» **Material provided**:
++++++++

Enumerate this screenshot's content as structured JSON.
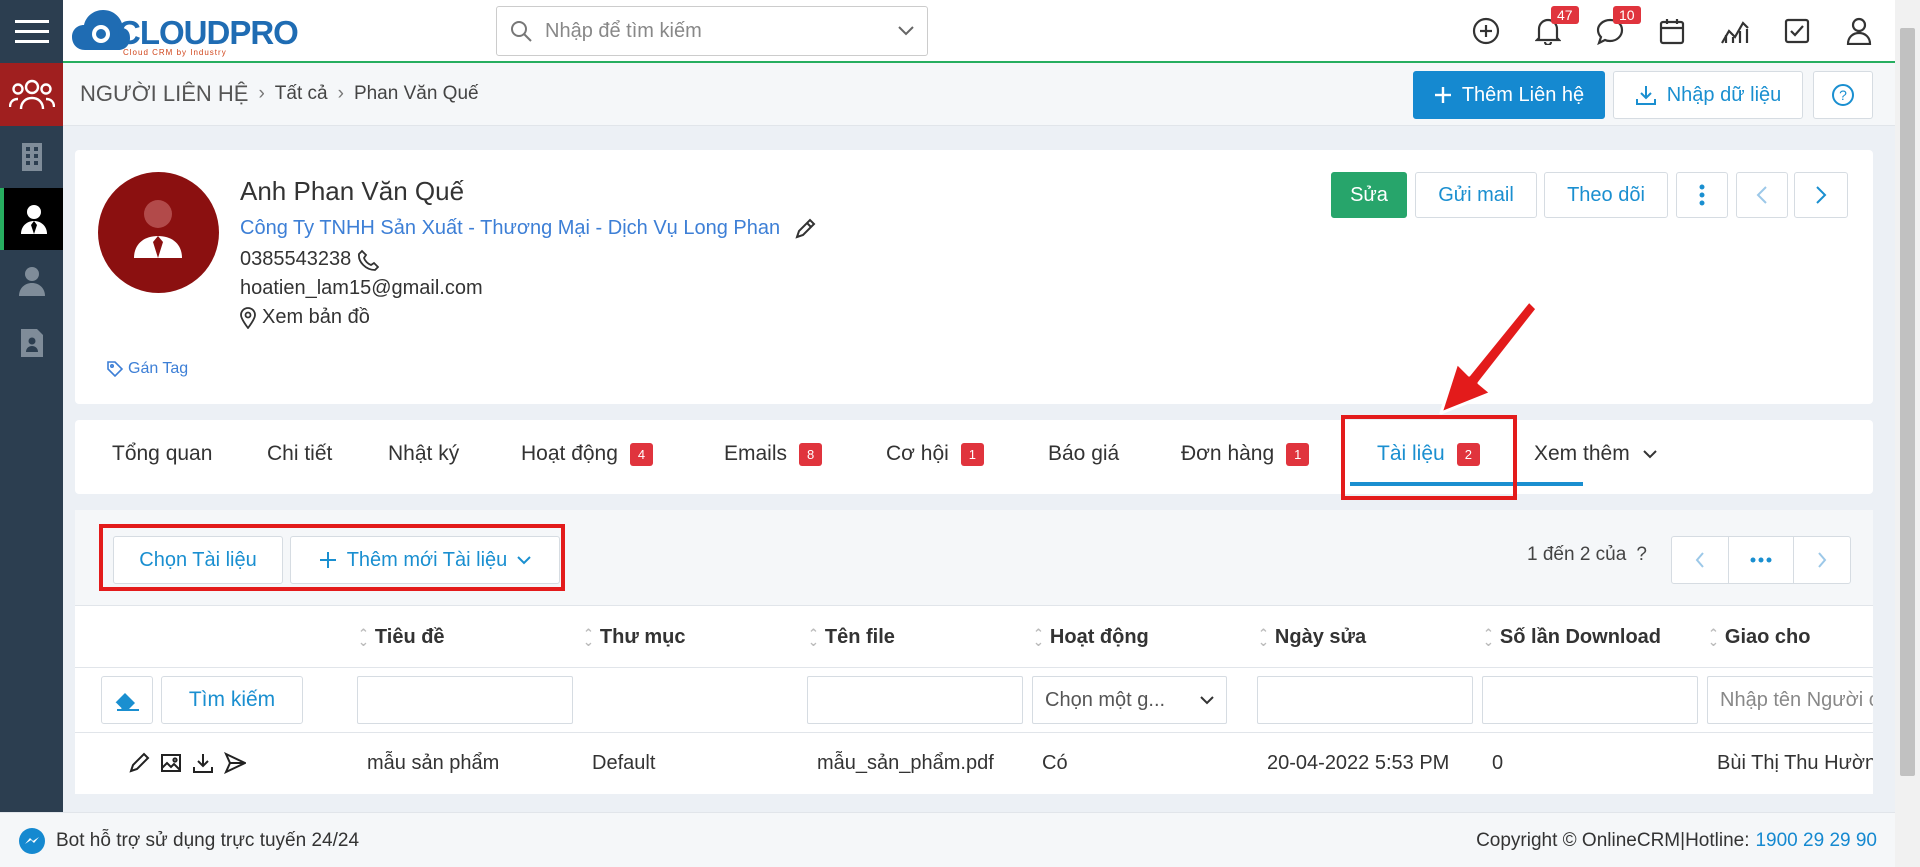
{
  "topbar": {
    "logo_text": "CLOUDPRO",
    "logo_sub": "Cloud CRM by Industry",
    "search_placeholder": "Nhập để tìm kiếm",
    "notification_count": "47",
    "chat_count": "10"
  },
  "breadcrumb": {
    "module": "NGƯỜI LIÊN HỆ",
    "level1": "Tất cả",
    "current": "Phan Văn Quế"
  },
  "actions": {
    "add_contact": "Thêm Liên hệ",
    "import_data": "Nhập dữ liệu",
    "help": "?"
  },
  "profile": {
    "name": "Anh Phan Văn Quế",
    "company": "Công Ty TNHH Sản Xuất - Thương Mại - Dịch Vụ Long Phan",
    "phone": "0385543238",
    "email": "hoatien_lam15@gmail.com",
    "map": "Xem bản đồ",
    "tag": "Gán Tag",
    "btn_edit": "Sửa",
    "btn_mail": "Gửi mail",
    "btn_follow": "Theo dõi"
  },
  "tabs": [
    {
      "label": "Tổng quan",
      "badge": ""
    },
    {
      "label": "Chi tiết",
      "badge": ""
    },
    {
      "label": "Nhật ký",
      "badge": ""
    },
    {
      "label": "Hoạt động",
      "badge": "4"
    },
    {
      "label": "Emails",
      "badge": "8"
    },
    {
      "label": "Cơ hội",
      "badge": "1"
    },
    {
      "label": "Báo giá",
      "badge": ""
    },
    {
      "label": "Đơn hàng",
      "badge": "1"
    },
    {
      "label": "Tài liệu",
      "badge": "2"
    },
    {
      "label": "Xem thêm",
      "badge": ""
    }
  ],
  "docs": {
    "choose": "Chọn Tài liệu",
    "add_new": "Thêm mới Tài liệu",
    "paging": "1 đến 2 của",
    "paging_q": "?",
    "columns": [
      "Tiêu đề",
      "Thư mục",
      "Tên file",
      "Hoạt động",
      "Ngày sửa",
      "Số lần Download",
      "Giao cho"
    ],
    "search_btn": "Tìm kiếm",
    "select_placeholder": "Chọn một g...",
    "assignee_placeholder": "Nhập tên Người c",
    "row": {
      "title": "mẫu sản phẩm",
      "folder": "Default",
      "file": "mẫu_sản_phẩm.pdf",
      "active": "Có",
      "modified": "20-04-2022 5:53 PM",
      "downloads": "0",
      "assignee": "Bùi Thị Thu Hườn"
    }
  },
  "footer": {
    "bot": "Bot hỗ trợ sử dụng trực tuyến 24/24",
    "copyright": "Copyright © OnlineCRM|Hotline:",
    "hotline": "1900 29 29 90"
  },
  "colors": {
    "brand": "#1589d0",
    "success": "#27a56b",
    "badge": "#e0343d",
    "sidebar": "#2c3e50",
    "annotation": "#e31b1b"
  }
}
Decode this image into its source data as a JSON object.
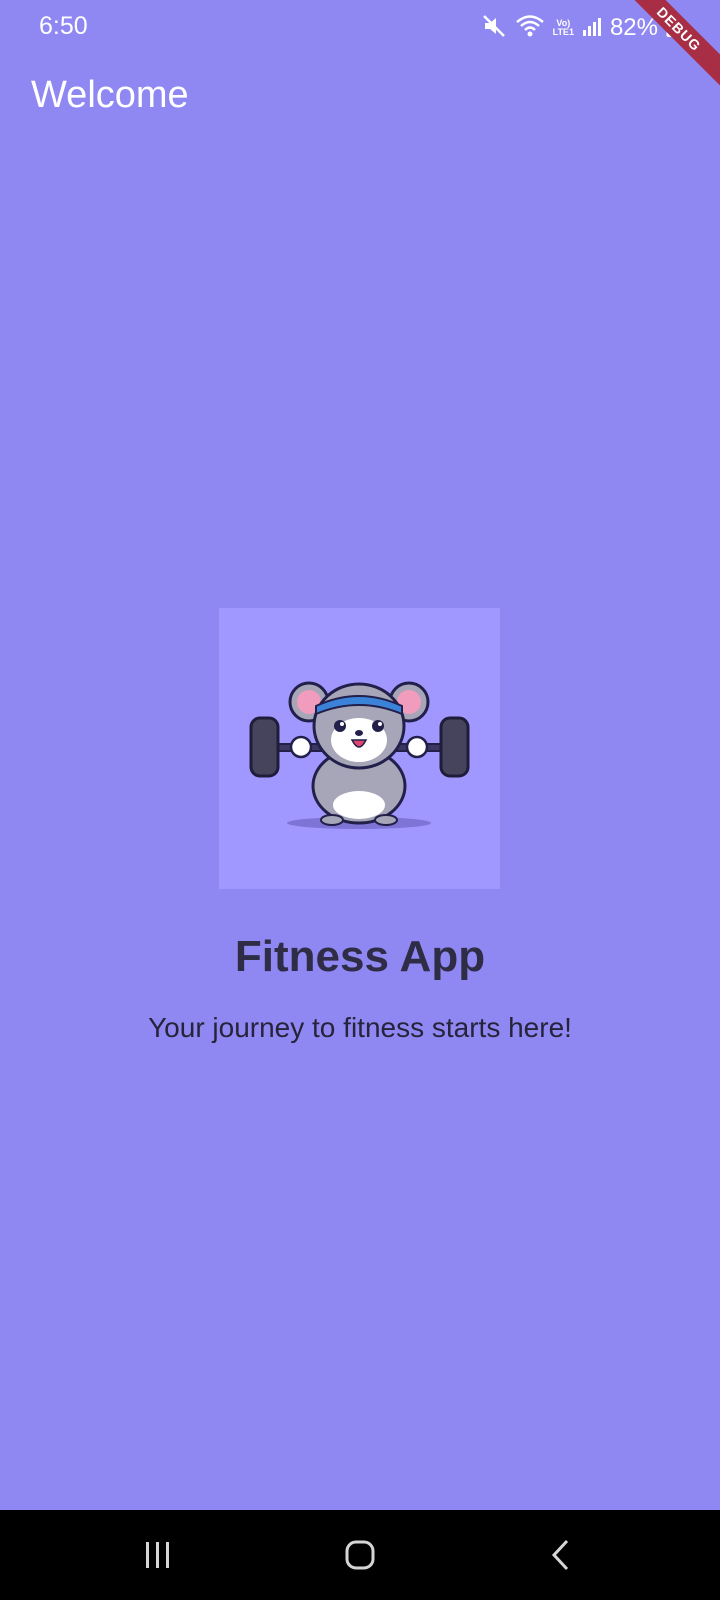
{
  "status_bar": {
    "time": "6:50",
    "battery_percent": "82%",
    "volte_label_line1": "Vo)",
    "volte_label_line2": "LTE1",
    "icons": [
      "mute-icon",
      "wifi-icon",
      "volte-icon",
      "signal-icon",
      "battery-icon"
    ]
  },
  "debug_banner": {
    "label": "DEBUG"
  },
  "app_bar": {
    "title": "Welcome"
  },
  "hero": {
    "image_alt": "cartoon mouse lifting barbell",
    "title": "Fitness App",
    "subtitle": "Your journey to fitness starts here!"
  },
  "navigation": {
    "buttons": [
      "recent-apps",
      "home",
      "back"
    ]
  },
  "colors": {
    "background": "#8f88f2",
    "image_background": "#a198ff",
    "title_text": "#2f2c45",
    "nav_bar": "#000000",
    "debug_banner": "#a72e45"
  }
}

++++++++

» **Goal**:
Write out the entries above verbatim; the pictures do not belong in your copy.

» **Worked solution**:
Enumerate this screenshot's content as structured JSON.
{
  "topbar": {
    "logo_text": "CLOUDPRO",
    "logo_sub": "Cloud CRM by Industry",
    "search_placeholder": "Nhập để tìm kiếm",
    "notification_count": "47",
    "chat_count": "10"
  },
  "breadcrumb": {
    "module": "NGƯỜI LIÊN HỆ",
    "level1": "Tất cả",
    "current": "Phan Văn Quế"
  },
  "actions": {
    "add_contact": "Thêm Liên hệ",
    "import_data": "Nhập dữ liệu",
    "help": "?"
  },
  "profile": {
    "name": "Anh Phan Văn Quế",
    "company": "Công Ty TNHH Sản Xuất - Thương Mại - Dịch Vụ Long Phan",
    "phone": "0385543238",
    "email": "hoatien_lam15@gmail.com",
    "map": "Xem bản đồ",
    "tag": "Gán Tag",
    "btn_edit": "Sửa",
    "btn_mail": "Gửi mail",
    "btn_follow": "Theo dõi"
  },
  "tabs": [
    {
      "label": "Tổng quan",
      "badge": ""
    },
    {
      "label": "Chi tiết",
      "badge": ""
    },
    {
      "label": "Nhật ký",
      "badge": ""
    },
    {
      "label": "Hoạt động",
      "badge": "4"
    },
    {
      "label": "Emails",
      "badge": "8"
    },
    {
      "label": "Cơ hội",
      "badge": "1"
    },
    {
      "label": "Báo giá",
      "badge": ""
    },
    {
      "label": "Đơn hàng",
      "badge": "1"
    },
    {
      "label": "Tài liệu",
      "badge": "2"
    },
    {
      "label": "Xem thêm",
      "badge": ""
    }
  ],
  "docs": {
    "choose": "Chọn Tài liệu",
    "add_new": "Thêm mới Tài liệu",
    "paging": "1 đến 2 của",
    "paging_q": "?",
    "columns": [
      "Tiêu đề",
      "Thư mục",
      "Tên file",
      "Hoạt động",
      "Ngày sửa",
      "Số lần Download",
      "Giao cho"
    ],
    "search_btn": "Tìm kiếm",
    "select_placeholder": "Chọn một g...",
    "assignee_placeholder": "Nhập tên Người c",
    "row": {
      "title": "mẫu sản phẩm",
      "folder": "Default",
      "file": "mẫu_sản_phẩm.pdf",
      "active": "Có",
      "modified": "20-04-2022 5:53 PM",
      "downloads": "0",
      "assignee": "Bùi Thị Thu Hườn"
    }
  },
  "footer": {
    "bot": "Bot hỗ trợ sử dụng trực tuyến 24/24",
    "copyright": "Copyright © OnlineCRM|Hotline:",
    "hotline": "1900 29 29 90"
  },
  "colors": {
    "brand": "#1589d0",
    "success": "#27a56b",
    "badge": "#e0343d",
    "sidebar": "#2c3e50",
    "annotation": "#e31b1b"
  }
}
Decode this image into its source data as a JSON object.
{
  "status_bar": {
    "time": "6:50",
    "battery_percent": "82%",
    "volte_label_line1": "Vo)",
    "volte_label_line2": "LTE1",
    "icons": [
      "mute-icon",
      "wifi-icon",
      "volte-icon",
      "signal-icon",
      "battery-icon"
    ]
  },
  "debug_banner": {
    "label": "DEBUG"
  },
  "app_bar": {
    "title": "Welcome"
  },
  "hero": {
    "image_alt": "cartoon mouse lifting barbell",
    "title": "Fitness App",
    "subtitle": "Your journey to fitness starts here!"
  },
  "navigation": {
    "buttons": [
      "recent-apps",
      "home",
      "back"
    ]
  },
  "colors": {
    "background": "#8f88f2",
    "image_background": "#a198ff",
    "title_text": "#2f2c45",
    "nav_bar": "#000000",
    "debug_banner": "#a72e45"
  }
}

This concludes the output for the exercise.